• WHAT YOU NEED TO DO:
Go through the entries one line at a time, and gather every line that has the word "воздуха".

━━ SUPPLIED ENTRIES

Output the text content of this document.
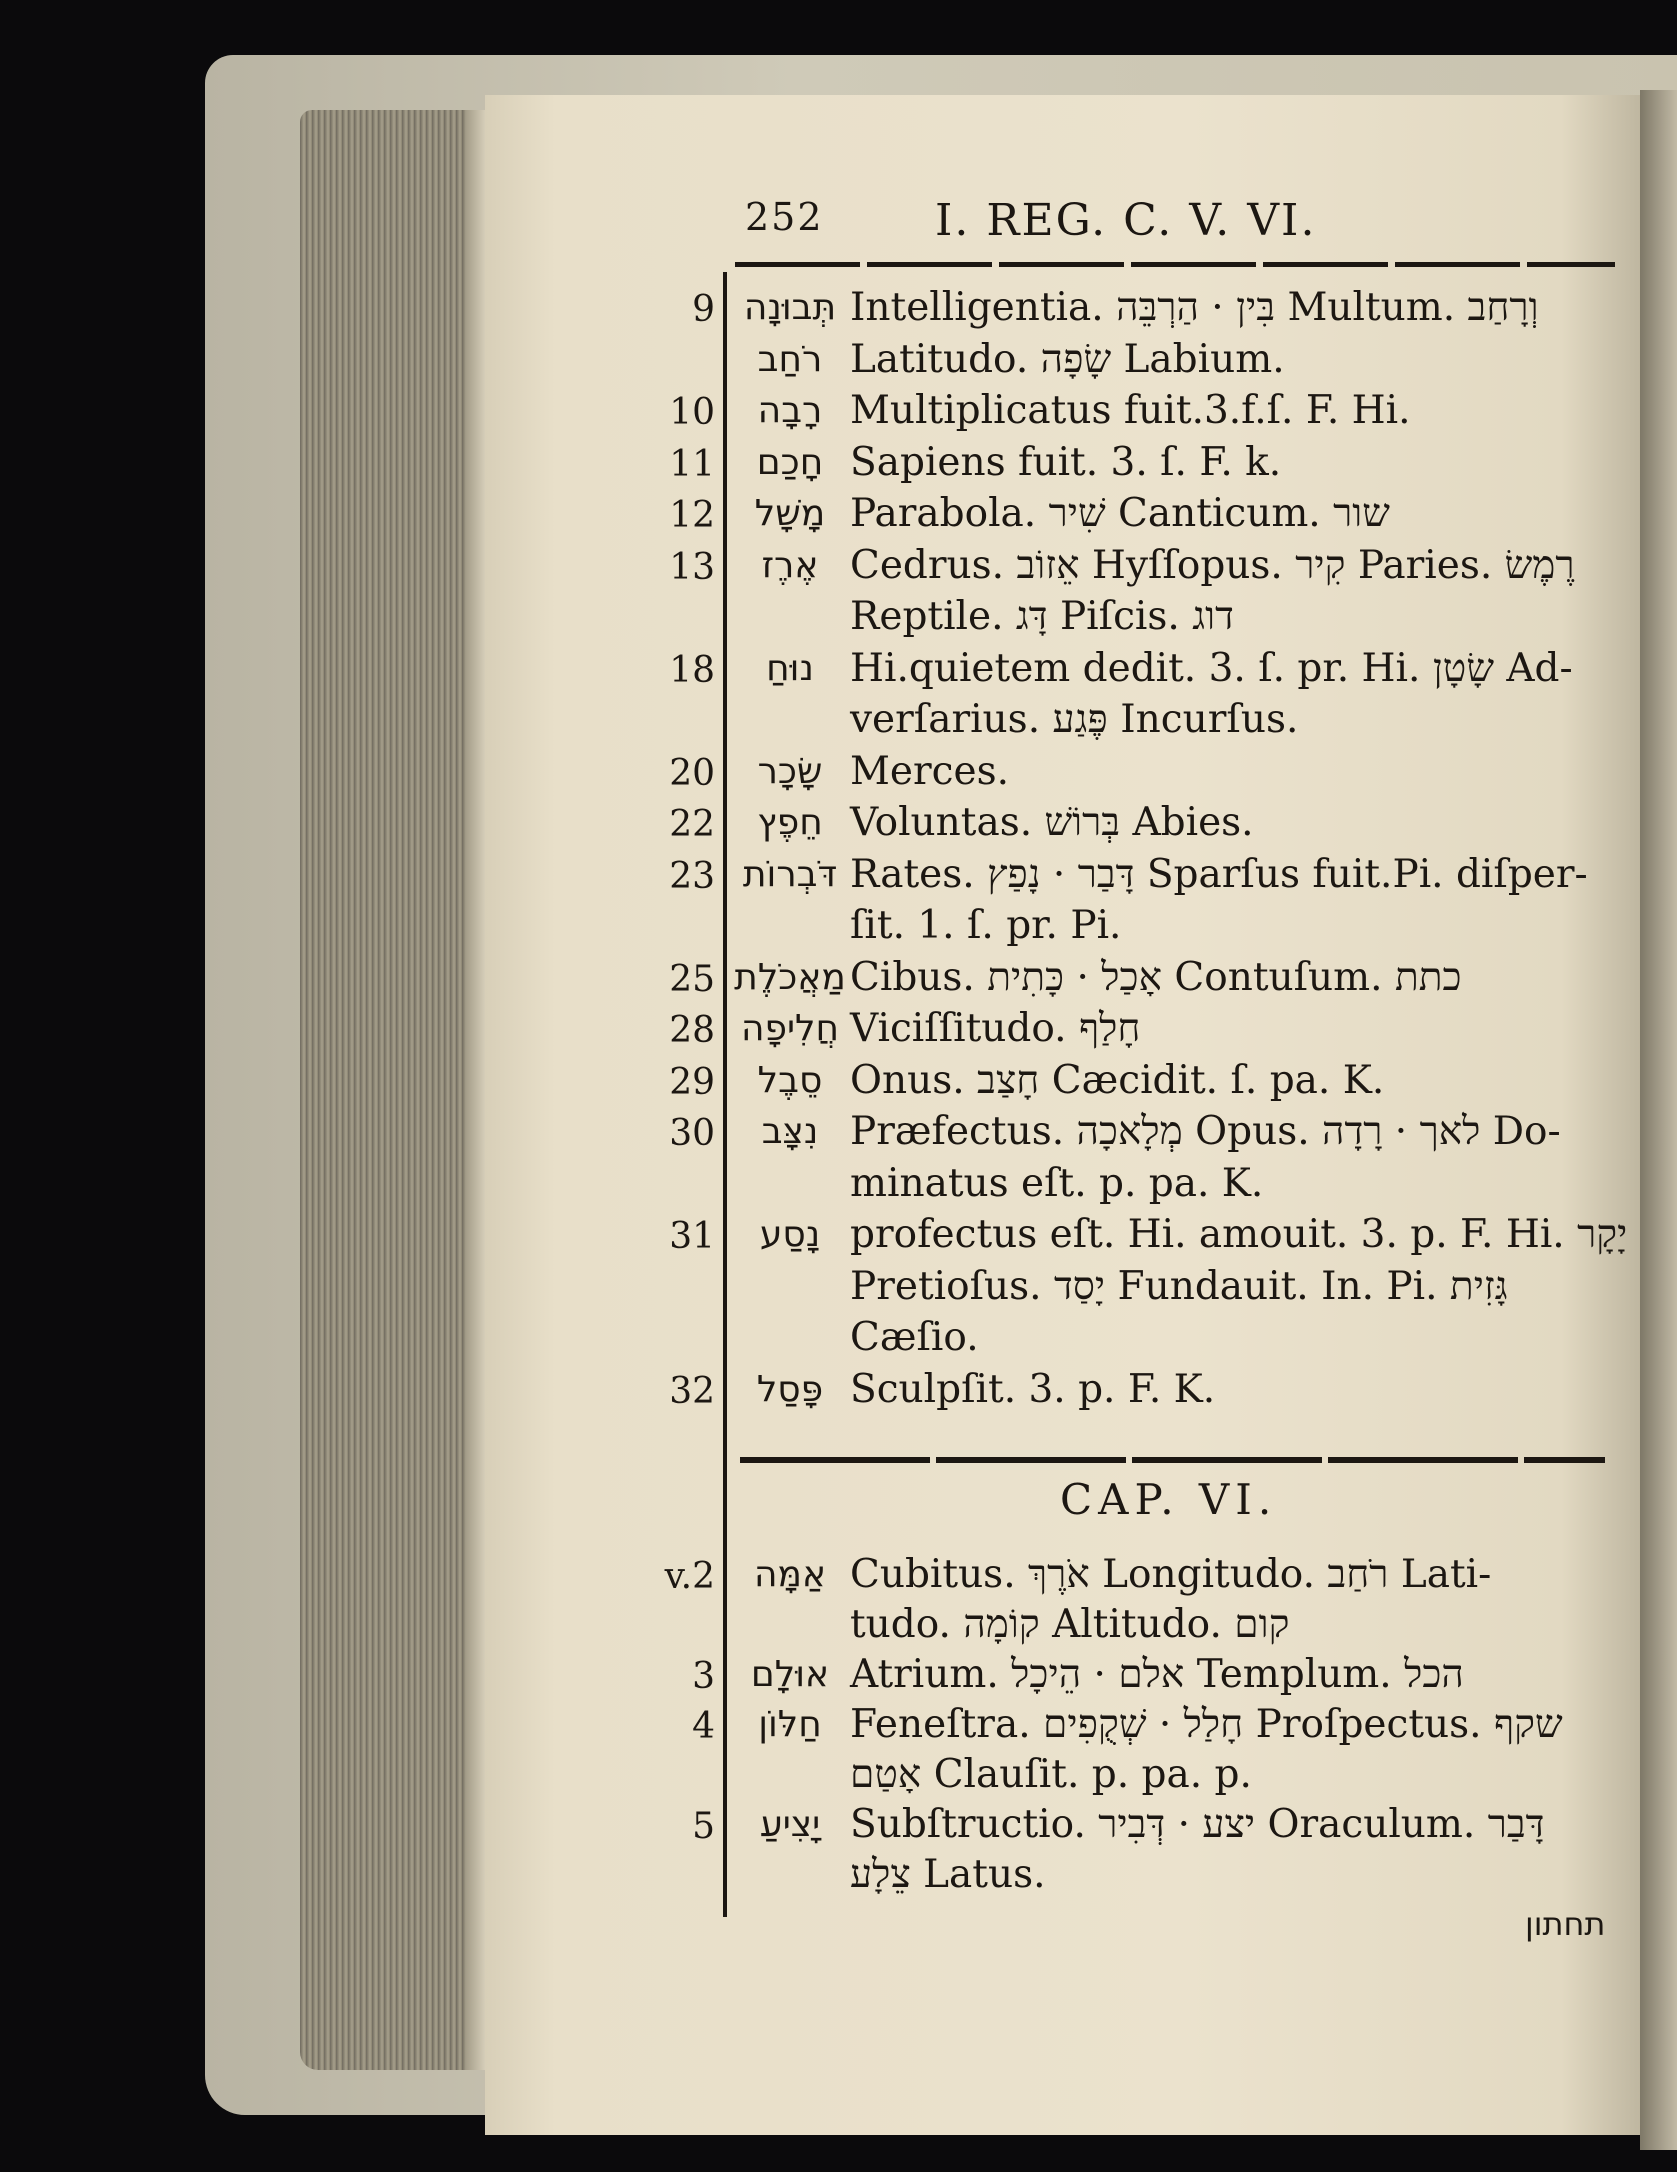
252	I. REG. C. V. VI.
9 תְּבוּנָה Intelligentia. בִּין · הַרְבֵּה Multum. וְרָחַב
רֹחַב Latitudo. שָׂפָה Labium.
10	רָבָה Multiplicatus fuit.3.f.ſ. F. Hi.
11	חָכַם Sapiens fuit. 3. ſ. F. k.
12	מָשָׁל Parabola. שִׁיר Canticum. שור
13	אֶרֶז Cedrus. אֵזוֹב Hyſſopus. קִיר Paries. רֶמֶשׂ
Reptile. דָּג Piſcis. דוג
18	נוּחַ Hi.quietem dedit. 3. ſ. pr. Hi. שָׂטָן Ad-
verſarius. פֶּגַע Incurſus.
20	שָׂכָר Merces.
22	חֵפֶץ Voluntas. בְּרוֹשׁ Abies.
23 דֹּבְרוֹת Rates. דָּבַר · נָפַץ Sparſus fuit.Pi. diſper-
ſit. 1. ſ. pr. Pi.
25 מַאֲכֹלֶת Cibus. אָכַל · כָּתִית Contuſum. כתת
28 חֲלִיפָה Viciſſitudo. חָלַף
29	סֵבֶל Onus. חָצַב Cæcidit. ſ. pa. K.
30	נִצָּב Præfectus. מְלָאכָה Opus. לאך · רָדָה Do-
minatus eſt. p. pa. K.
31	נָסַע profectus eſt. Hi. amouit. 3. p. F. Hi. יָקָר
Pretioſus. יָסַד Fundauit. In. Pi. גָּזִית
Cæſio.
32	פָּסַל Sculpſit. 3. p. F. K.
CAP. VI.
v.2	אַמָּה Cubitus. אֹרֶךְ Longitudo. רֹחַב Lati-
tudo. קוֹמָה Altitudo. קום
3 אוּלָם Atrium. אלם · הֵיכָל Templum. הכל
4	חַלּוֹן Feneſtra. חָלַל · שְׁקֻפִים Proſpectus. שקף
אָטַם Clauſit. p. pa. p.
5	יָצִיעַ Subſtructio. יצע · דְּבִיר Oraculum. דָּבַר
צֵלָע Latus.
תחתון
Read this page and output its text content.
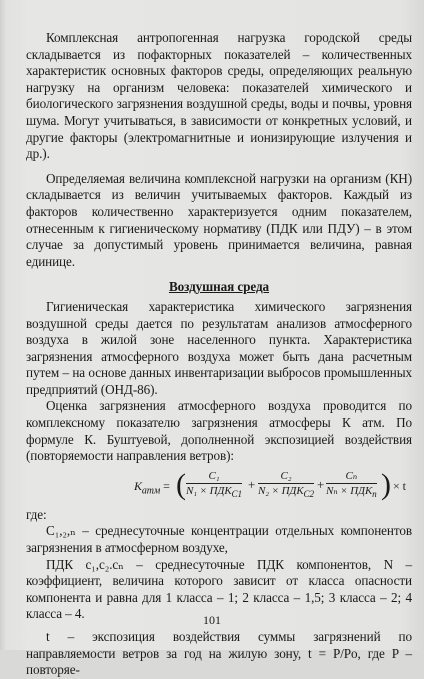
Комплексная антропогенная нагрузка городской среды складывается из пофакторных показателей – количественных характеристик основных факторов среды, определяющих реальную нагрузку на организм человека: показателей химического и биологического загрязнения воздушной среды, воды и почвы, уровня шума. Могут учитываться, в зависимости от конкретных условий, и другие факторы (электромагнитные и ионизирующие излучения и др.).

Определяемая величина комплексной нагрузки на организм (КН) складывается из величин учитываемых факторов. Каждый из факторов количественно характеризуется одним показателем, отнесенным к гигиеническому нормативу (ПДК или ПДУ) – в этом случае за допустимый уровень принимается величина, равная единице.

Воздушная среда

Гигиеническая характеристика химического загрязнения воздушной среды дается по результатам анализов атмосферного воздуха в жилой зоне населенного пункта. Характеристика загрязнения атмосферного воздуха может быть дана расчетным путем – на основе данных инвентаризации выбросов промышленных предприятий (ОНД-86).

Оценка загрязнения атмосферного воздуха проводится по комплексному показателю загрязнения атмосферы К атм. По формуле К. Буштуевой, дополненной экспозицией воздействия (повторяемости направления ветров):

$K_{атм}$ = (	C₁
$N_1 \times ПДК_{C1}$
+
C₂
$N_2 \times ПДК_{C2}$
+
Cₙ
$N_n \times ПДК_n$ ) × t

где:

C₁,₂,ₙ – среднесуточные концентрации отдельных компонентов загрязнения в атмосферном воздухе,

ПДК c₁,c₂.cₙ – среднесуточные ПДК компонентов, N – коэффициент, величина которого зависит от класса опасности компонента и равна для 1 класса – 1; 2 класса – 1,5; 3 класса – 2; 4 класса – 4.

t – экспозиция воздействия суммы загрязнений по направляемости ветров за год на жилую зону, t = P/Po, где P – повторяе-

101
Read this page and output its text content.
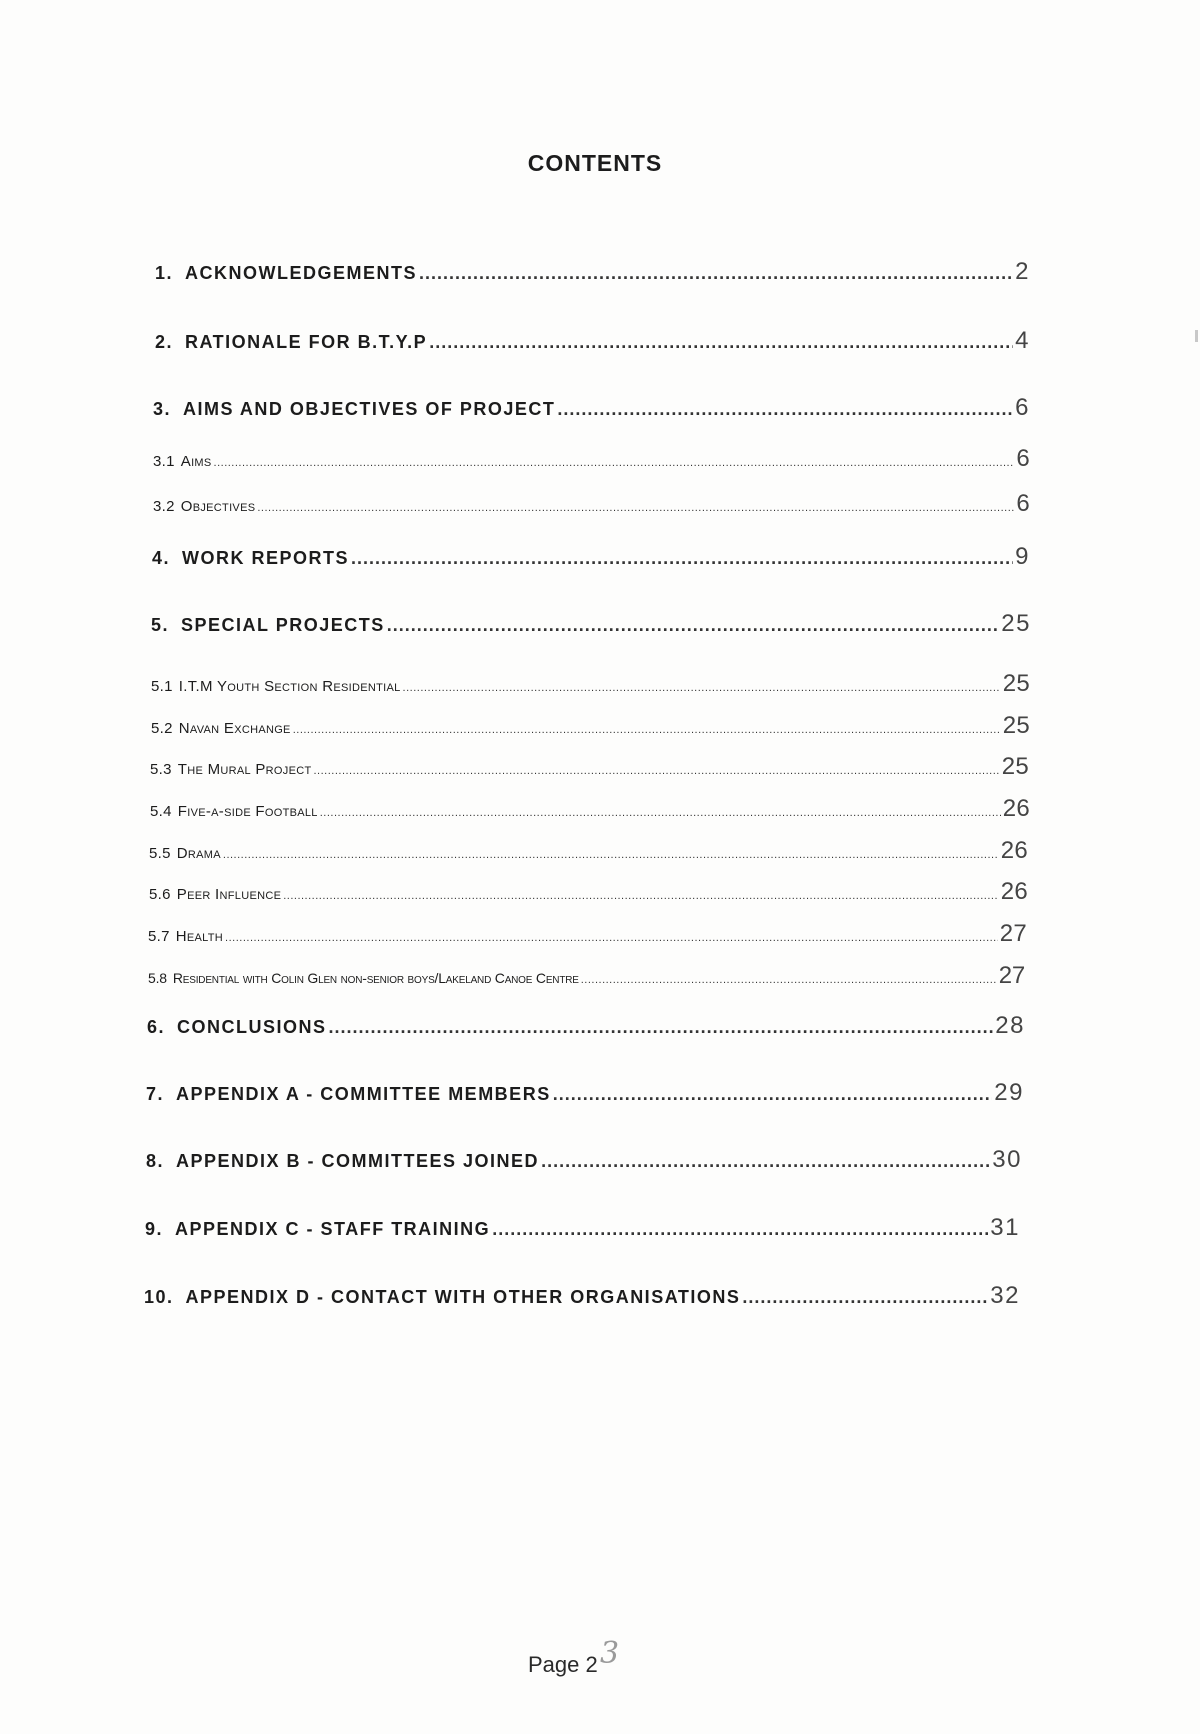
CONTENTS
1. ACKNOWLEDGEMENTS .....	2
2. RATIONALE FOR B.T.Y.P .....	4
3. AIMS AND OBJECTIVES OF PROJECT .....	6
3.1 Aims .....	6
3.2 Objectives .....	6
4. WORK REPORTS .....	9
5. SPECIAL PROJECTS .....	25
5.1 I.T.M Youth Section Residential .....	25
5.2 Navan Exchange .....	25
5.3 The Mural Project .....	25
5.4 Five-a-side Football .....	26
5.5 Drama .....	26
5.6 Peer Influence .....	26
5.7 Health .....	27
5.8 Residential with Colin Glen non-senior boys/Lakeland Canoe Centre .....	27
6. CONCLUSIONS .....	28
7. APPENDIX A - COMMITTEE MEMBERS .....	29
8. APPENDIX B - COMMITTEES JOINED .....	30
9. APPENDIX C - STAFF TRAINING .....	31
10. APPENDIX D - CONTACT WITH OTHER ORGANISATIONS .....	32
Page 2 3
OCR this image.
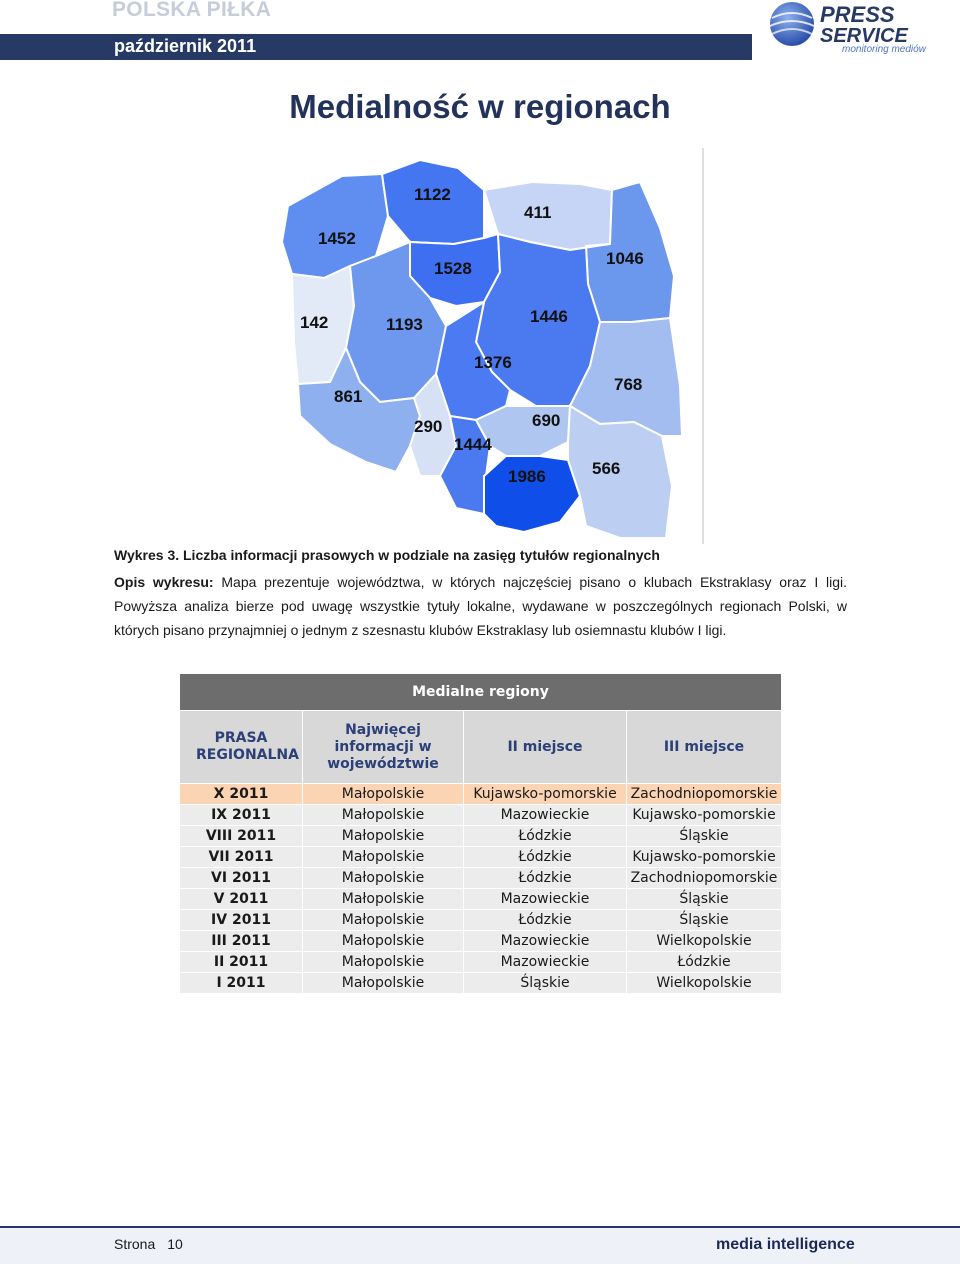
POLSKA PIŁKA
październik 2011
PRESS
SERVICE
monitoring mediów
Medialność w regionach
1452
1122
411
1046
1528
142	1193	1446
1376
861
768
290
1444
690
1986	566
Wykres 3. Liczba informacji prasowych w podziale na zasięg tytułów regionalnych
Opis wykresu: Mapa prezentuje województwa, w których najczęściej pisano o klubach Ekstraklasy oraz I ligi. Powyższa analiza bierze pod uwagę wszystkie tytuły lokalne, wydawane w poszczególnych regionach Polski, w których pisano przynajmniej o jednym z szesnastu klubów Ekstraklasy lub osiemnastu klubów I ligi.
Medialne regiony			

PRASA REGIONALNA	Najwięcej informacji w województwie	II miejsce	III miejsce
X 2011	Małopolskie	Kujawsko-pomorskie	Zachodniopomorskie
IX 2011	Małopolskie	Mazowieckie	Kujawsko-pomorskie
VIII 2011	Małopolskie	Łódzkie	Śląskie
VII 2011	Małopolskie	Łódzkie	Kujawsko-pomorskie
VI 2011	Małopolskie	Łódzkie	Zachodniopomorskie
V 2011	Małopolskie	Mazowieckie	Śląskie
IV 2011	Małopolskie	Łódzkie	Śląskie
III 2011	Małopolskie	Mazowieckie	Wielkopolskie
II 2011	Małopolskie	Mazowieckie	Łódzkie
I 2011	Małopolskie	Śląskie	Wielkopolskie
Strona 10	media intelligence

━━━━

• COMPLETE OUTPUT:
Гигиеническая характеристика химического загрязнения воздушной среды дается по результатам анализов атмосферного воздуха в жилой зоне населенного пункта. Характеристика загрязнения атмосферного воздуха может быть дана расчетным путем – на основе данных инвентаризации выбросов промышленных предприятий (ОНД-86).
Оценка загрязнения атмосферного воздуха проводится по комплексному показателю загрязнения атмосферы К атм. По формуле К. Буштуевой, дополненной экспозицией воздействия (повторяемости направления ветров):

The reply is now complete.